• _PROBLEM_: Extract every entry word for word. Skip the pictures.

• _RECORDS FOR THIS EXERCISE_:
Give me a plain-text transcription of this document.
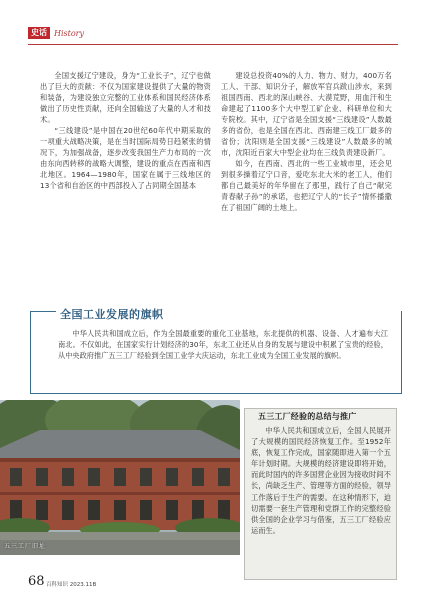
史话 History

全国支援辽宁建设，身为“工业长子”，辽宁也做出了巨大的贡献：不仅为国家建设提供了大量的物资和装备，为建设独立完整的工业体系和国民经济体系做出了历史性贡献，还向全国输送了大量的人才和技术。

“三线建设”是中国在20世纪60年代中期采取的一项重大战略决策，是在当时国际局势日趋紧张的情况下，为加强战备，逐步改变我国生产力布局的一次由东向西转移的战略大调整，建设的重点在西南和西北地区。1964—1980年，国家在属于三线地区的13个省和自治区的中西部投入了占同期全国基本

建设总投资40%的人力、物力、财力，400万名工人、干部、知识分子，解放军官兵跋山涉水，来到祖国西南、西北的深山峡谷、大漠荒野，用血汗和生命建起了1100多个大中型工矿企业、科研单位和大专院校。其中，辽宁省是全国支援“三线建设”人数最多的省份，也是全国在西北、西南建三线工厂最多的省份；沈阳则是全国支援“三线建设”人数最多的城市，沈阳近百家大中型企业均在三线负责建设新厂。

如今，在西南、西北的一些工业城市里，还会见到很多操着辽宁口音，爱吃东北大米的老工人，他们都自己最美好的年华留在了那里，践行了自己“献完青春献子孙”的承诺，也把辽宁人的“长子”情怀播撒在了祖国广阔的土地上。

全国工业发展的旗帜

中华人民共和国成立后，作为全国最重要的重化工业基地，东北提供的机器、设备、人才遍布大江南北。不仅如此，在国家实行计划经济的30年，东北工业还从自身的发展与建设中积累了宝贵的经验，从中央政府推广五三工厂经验到全国工业学大庆运动，东北工业成为全国工业发展的旗帜。

五三工厂旧址
五三工厂经验的总结与推广

中华人民共和国成立后，全国人民展开了大规模的国民经济恢复工作。至1952年底，恢复工作完成，国家随即进入第一个五年计划时期。大规模的经济建设即将开始，而此时国内的许多国营企业因为接收时间不长，尚缺乏生产、管理等方面的经验，领导工作落后于生产的需要。在这种情形下，迫切需要一套生产管理和党群工作的完整经验供全国的企业学习与借鉴，五三工厂经验应运而生。

68 百科知识 2023.11B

• _SOLUTION_:
Give me a plain-text transcription of this document.
史话 History

全国支援辽宁建设，身为“工业长子”，辽宁也做出了巨大的贡献：不仅为国家建设提供了大量的物资和装备，为建设独立完整的工业体系和国民经济体系做出了历史性贡献，还向全国输送了大量的人才和技术。

“三线建设”是中国在20世纪60年代中期采取的一项重大战略决策，是在当时国际局势日趋紧张的情况下，为加强战备，逐步改变我国生产力布局的一次由东向西转移的战略大调整，建设的重点在西南和西北地区。1964—1980年，国家在属于三线地区的13个省和自治区的中西部投入了占同期全国基本

建设总投资40%的人力、物力、财力，400万名工人、干部、知识分子，解放军官兵跋山涉水，来到祖国西南、西北的深山峡谷、大漠荒野，用血汗和生命建起了1100多个大中型工矿企业、科研单位和大专院校。其中，辽宁省是全国支援“三线建设”人数最多的省份，也是全国在西北、西南建三线工厂最多的省份；沈阳则是全国支援“三线建设”人数最多的城市，沈阳近百家大中型企业均在三线负责建设新厂。

如今，在西南、西北的一些工业城市里，还会见到很多操着辽宁口音，爱吃东北大米的老工人，他们都自己最美好的年华留在了那里，践行了自己“献完青春献子孙”的承诺，也把辽宁人的“长子”情怀播撒在了祖国广阔的土地上。

全国工业发展的旗帜

中华人民共和国成立后，作为全国最重要的重化工业基地，东北提供的机器、设备、人才遍布大江南北。不仅如此，在国家实行计划经济的30年，东北工业还从自身的发展与建设中积累了宝贵的经验，从中央政府推广五三工厂经验到全国工业学大庆运动，东北工业成为全国工业发展的旗帜。

五三工厂旧址
五三工厂经验的总结与推广

中华人民共和国成立后，全国人民展开了大规模的国民经济恢复工作。至1952年底，恢复工作完成，国家随即进入第一个五年计划时期。大规模的经济建设即将开始，而此时国内的许多国营企业因为接收时间不长，尚缺乏生产、管理等方面的经验，领导工作落后于生产的需要。在这种情形下，迫切需要一套生产管理和党群工作的完整经验供全国的企业学习与借鉴，五三工厂经验应运而生。

68 百科知识 2023.11B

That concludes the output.